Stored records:
• • • •

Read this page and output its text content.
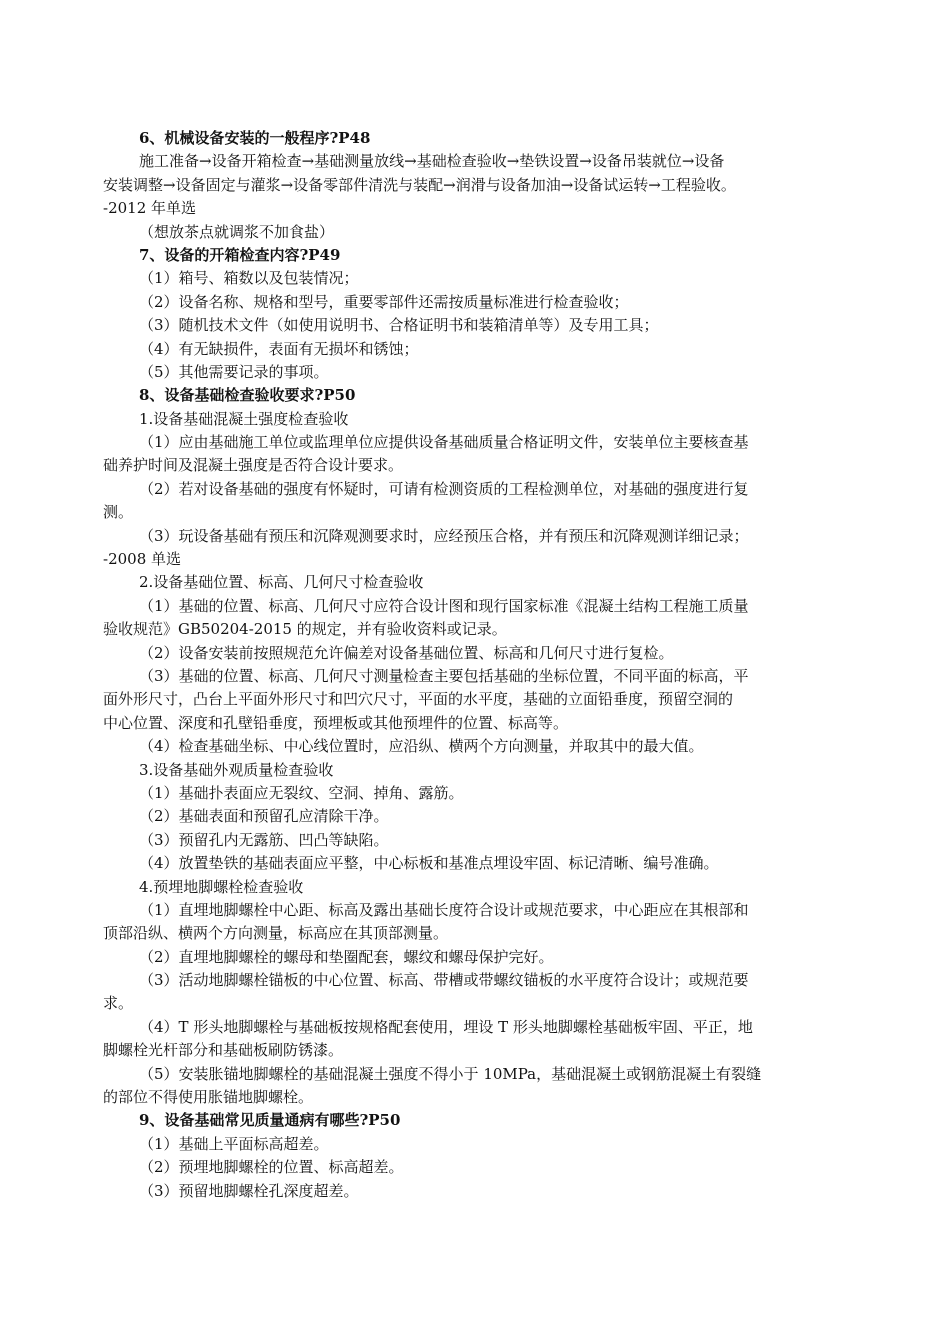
6、机械设备安装的一般程序?P48
施工准备→设备开箱检查→基础测量放线→基础检查验收→垫铁设置→设备吊装就位→设备
安装调整→设备固定与灌浆→设备零部件清洗与装配→润滑与设备加油→设备试运转→工程验收。
-2012 年单选
（想放茶点就调浆不加食盐）
7、设备的开箱检查内容?P49
（1）箱号、箱数以及包装情况；
（2）设备名称、规格和型号，重要零部件还需按质量标准进行检查验收；
（3）随机技术文件（如使用说明书、合格证明书和装箱清单等）及专用工具；
（4）有无缺损件，表面有无损坏和锈蚀；
（5）其他需要记录的事项。
8、设备基础检查验收要求?P50
1.设备基础混凝土强度检查验收
（1）应由基础施工单位或监理单位应提供设备基础质量合格证明文件，安装单位主要核查基
础养护时间及混凝土强度是否符合设计要求。
（2）若对设备基础的强度有怀疑时，可请有检测资质的工程检测单位，对基础的强度进行复
测。
（3）玩设备基础有预压和沉降观测要求时，应经预压合格，并有预压和沉降观测详细记录；
-2008 单选
2.设备基础位置、标高、几何尺寸检查验收
（1）基础的位置、标高、几何尺寸应符合设计图和现行国家标准《混凝土结构工程施工质量
验收规范》GB50204-2015 的规定，并有验收资料或记录。
（2）设备安装前按照规范允许偏差对设备基础位置、标高和几何尺寸进行复检。
（3）基础的位置、标高、几何尺寸测量检查主要包括基础的坐标位置，不同平面的标高，平
面外形尺寸，凸台上平面外形尺寸和凹穴尺寸，平面的水平度，基础的立面铅垂度，预留空洞的
中心位置、深度和孔壁铅垂度，预埋板或其他预埋件的位置、标高等。
（4）检查基础坐标、中心线位置时，应沿纵、横两个方向测量，并取其中的最大值。
3.设备基础外观质量检查验收
（1）基础扑表面应无裂纹、空洞、掉角、露筋。
（2）基础表面和预留孔应清除干净。
（3）预留孔内无露筋、凹凸等缺陷。
（4）放置垫铁的基础表面应平整，中心标板和基准点埋设牢固、标记清晰、编号准确。
4.预埋地脚螺栓检查验收
（1）直埋地脚螺栓中心距、标高及露出基础长度符合设计或规范要求，中心距应在其根部和
顶部沿纵、横两个方向测量，标高应在其顶部测量。
（2）直埋地脚螺栓的螺母和垫圈配套，螺纹和螺母保护完好。
（3）活动地脚螺栓锚板的中心位置、标高、带槽或带螺纹锚板的水平度符合设计；或规范要
求。
（4）T 形头地脚螺栓与基础板按规格配套使用，埋设 T 形头地脚螺栓基础板牢固、平正，地
脚螺栓光杆部分和基础板刷防锈漆。
（5）安装胀锚地脚螺栓的基础混凝土强度不得小于 10MPa，基础混凝土或钢筋混凝土有裂缝
的部位不得使用胀锚地脚螺栓。
9、设备基础常见质量通病有哪些?P50
（1）基础上平面标高超差。
（2）预埋地脚螺栓的位置、标高超差。
（3）预留地脚螺栓孔深度超差。
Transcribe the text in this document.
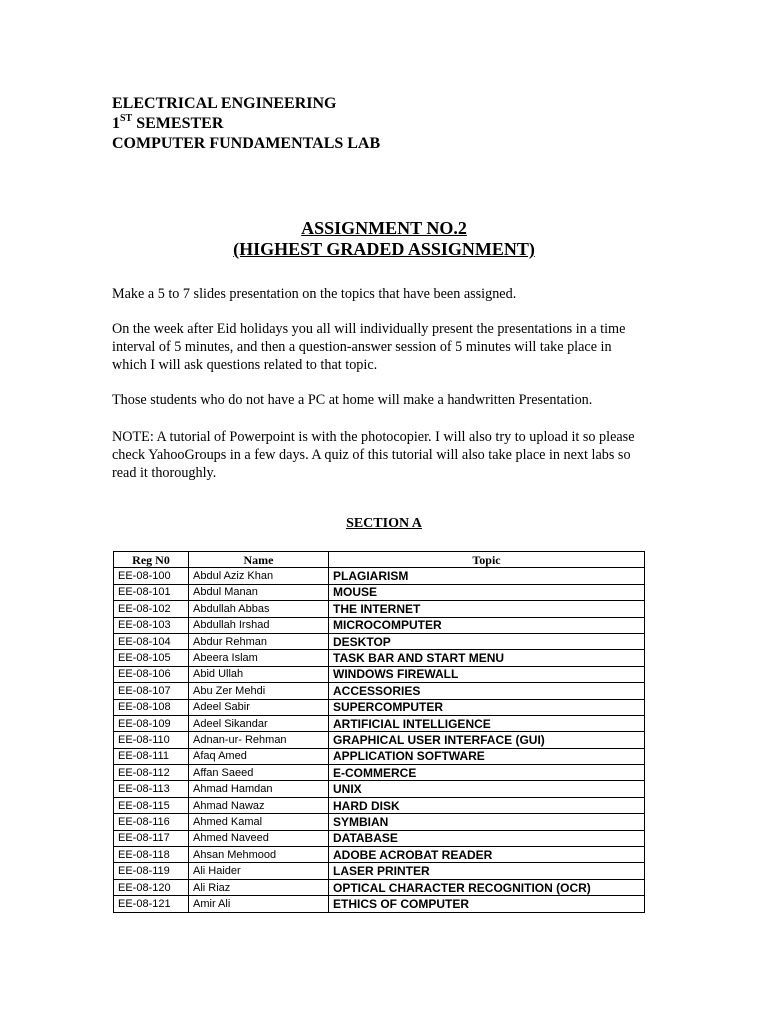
ELECTRICAL ENGINEERING
1ST SEMESTER
COMPUTER FUNDAMENTALS LAB
ASSIGNMENT NO.2
(HIGHEST GRADED ASSIGNMENT)
Make a 5 to 7 slides presentation on the topics that have been assigned.
On the week after Eid holidays you all will individually present the presentations in a time interval of 5 minutes, and then a question-answer session of 5 minutes will take place in which I will ask questions related to that topic.
Those students who do not have a PC at home will make a handwritten Presentation.
NOTE: A tutorial of Powerpoint is with the photocopier. I will also try to upload it so please check YahooGroups in a few days. A quiz of this tutorial will also take place in next labs so read it thoroughly.
SECTION A
Reg N0	Name	Topic
EE-08-100	Abdul Aziz Khan	PLAGIARISM
EE-08-101	Abdul Manan	MOUSE
EE-08-102	Abdullah Abbas	THE INTERNET
EE-08-103	Abdullah Irshad	MICROCOMPUTER
EE-08-104	Abdur Rehman	DESKTOP
EE-08-105	Abeera Islam	TASK BAR AND START MENU
EE-08-106	Abid Ullah	WINDOWS FIREWALL
EE-08-107	Abu Zer Mehdi	ACCESSORIES
EE-08-108	Adeel Sabir	SUPERCOMPUTER
EE-08-109	Adeel Sikandar	ARTIFICIAL INTELLIGENCE
EE-08-110	Adnan-ur- Rehman	GRAPHICAL USER INTERFACE (GUI)
EE-08-111	Afaq Amed	APPLICATION SOFTWARE
EE-08-112	Affan Saeed	E-COMMERCE
EE-08-113	Ahmad Hamdan	UNIX
EE-08-115	Ahmad Nawaz	HARD DISK
EE-08-116	Ahmed Kamal	SYMBIAN
EE-08-117	Ahmed Naveed	DATABASE
EE-08-118	Ahsan Mehmood	ADOBE ACROBAT READER
EE-08-119	Ali Haider	LASER PRINTER
EE-08-120	Ali Riaz	OPTICAL CHARACTER RECOGNITION (OCR)
EE-08-121	Amir Ali	ETHICS OF COMPUTER
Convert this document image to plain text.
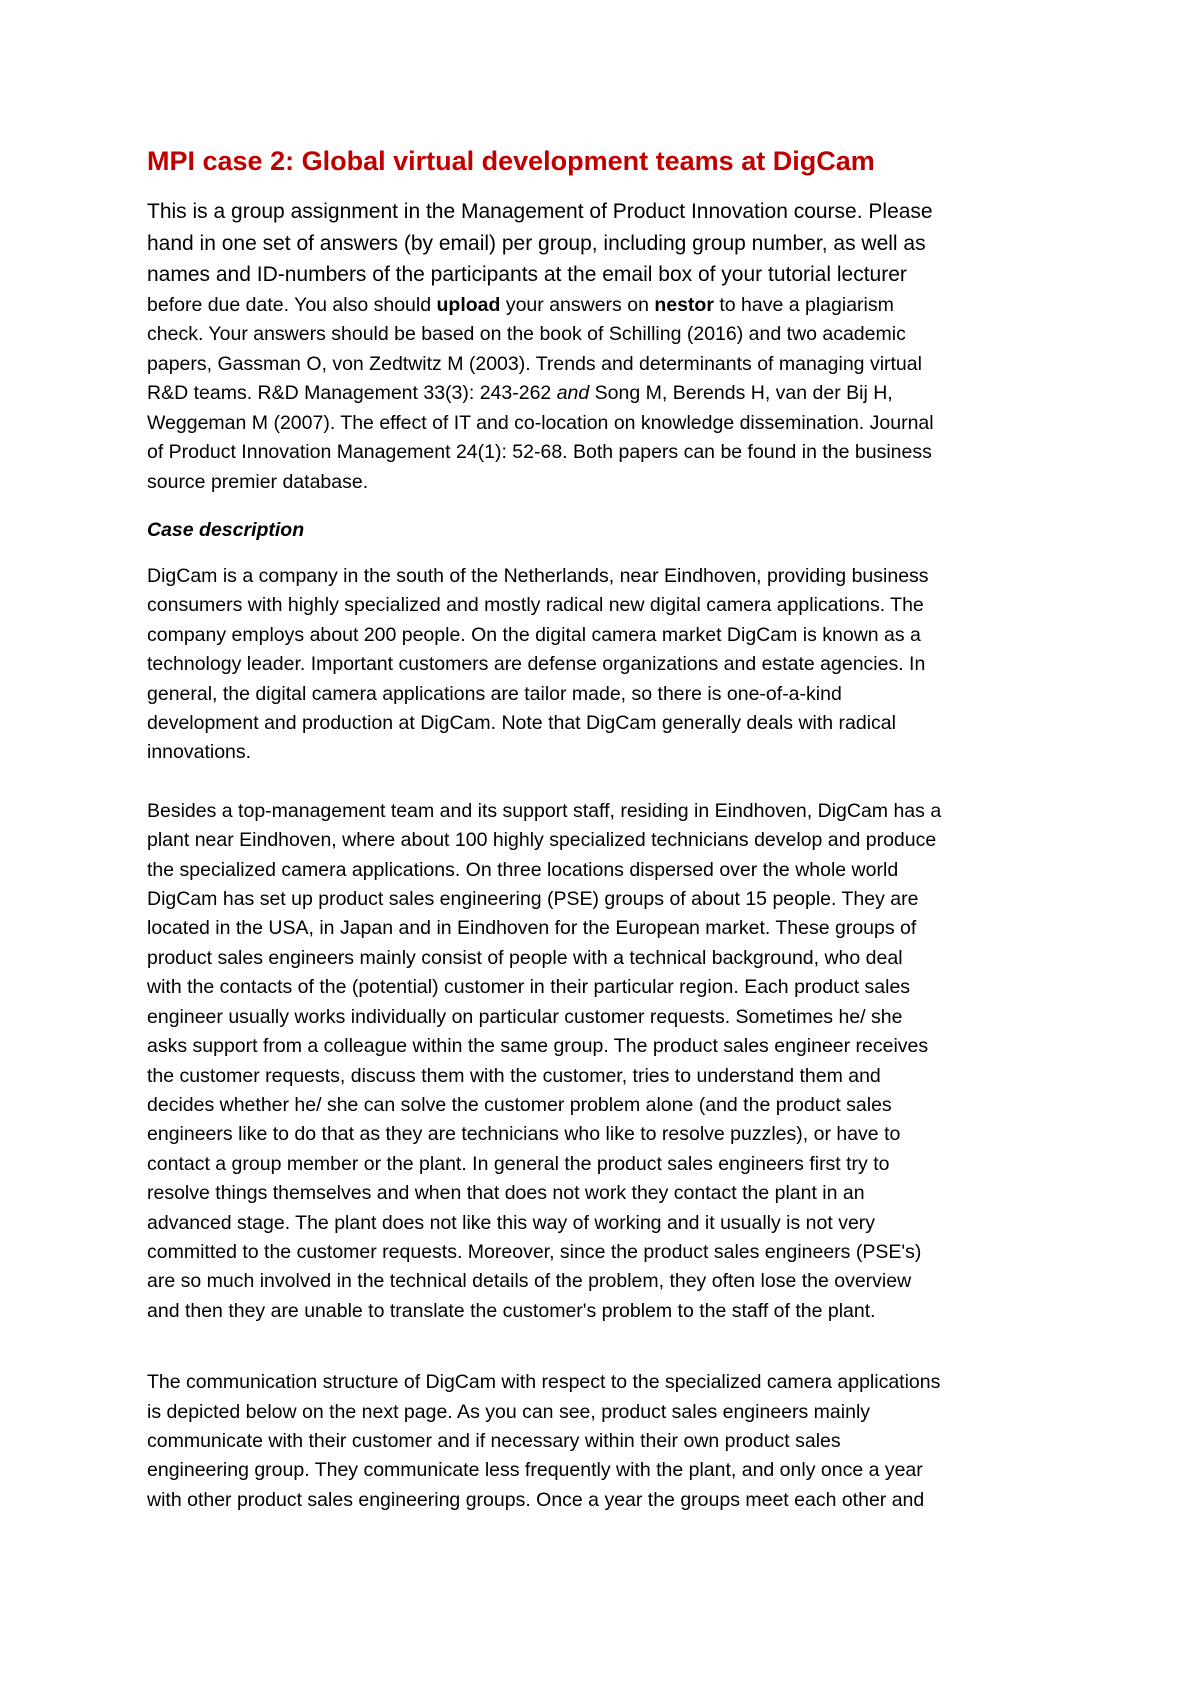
MPI case 2: Global virtual development teams at DigCam
This is a group assignment in the Management of Product Innovation course. Please
hand in one set of answers (by email) per group, including group number, as well as
names and ID-numbers of the participants at the email box of your tutorial lecturer
before due date. You also should upload your answers on nestor to have a plagiarism
check. Your answers should be based on the book of Schilling (2016) and two academic
papers, Gassman O, von Zedtwitz M (2003). Trends and determinants of managing virtual
R&D teams. R&D Management 33(3): 243-262 and Song M, Berends H, van der Bij H,
Weggeman M (2007). The effect of IT and co-location on knowledge dissemination. Journal
of Product Innovation Management 24(1): 52-68. Both papers can be found in the business
source premier database.
Case description
DigCam is a company in the south of the Netherlands, near Eindhoven, providing business
consumers with highly specialized and mostly radical new digital camera applications. The
company employs about 200 people. On the digital camera market DigCam is known as a
technology leader. Important customers are defense organizations and estate agencies. In
general, the digital camera applications are tailor made, so there is one-of-a-kind
development and production at DigCam. Note that DigCam generally deals with radical
innovations.
Besides a top-management team and its support staff, residing in Eindhoven, DigCam has a
plant near Eindhoven, where about 100 highly specialized technicians develop and produce
the specialized camera applications. On three locations dispersed over the whole world
DigCam has set up product sales engineering (PSE) groups of about 15 people. They are
located in the USA, in Japan and in Eindhoven for the European market. These groups of
product sales engineers mainly consist of people with a technical background, who deal
with the contacts of the (potential) customer in their particular region. Each product sales
engineer usually works individually on particular customer requests. Sometimes he/ she
asks support from a colleague within the same group. The product sales engineer receives
the customer requests, discuss them with the customer, tries to understand them and
decides whether he/ she can solve the customer problem alone (and the product sales
engineers like to do that as they are technicians who like to resolve puzzles), or have to
contact a group member or the plant. In general the product sales engineers first try to
resolve things themselves and when that does not work they contact the plant in an
advanced stage. The plant does not like this way of working and it usually is not very
committed to the customer requests. Moreover, since the product sales engineers (PSE's)
are so much involved in the technical details of the problem, they often lose the overview
and then they are unable to translate the customer's problem to the staff of the plant.
The communication structure of DigCam with respect to the specialized camera applications
is depicted below on the next page. As you can see, product sales engineers mainly
communicate with their customer and if necessary within their own product sales
engineering group. They communicate less frequently with the plant, and only once a year
with other product sales engineering groups. Once a year the groups meet each other and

• • • •

Search the entries for the word "their", then list each line that holds it.

Response to the task:
with the contacts of the (potential) customer in their particular region. Each product sales
communicate with their customer and if necessary within their own product sales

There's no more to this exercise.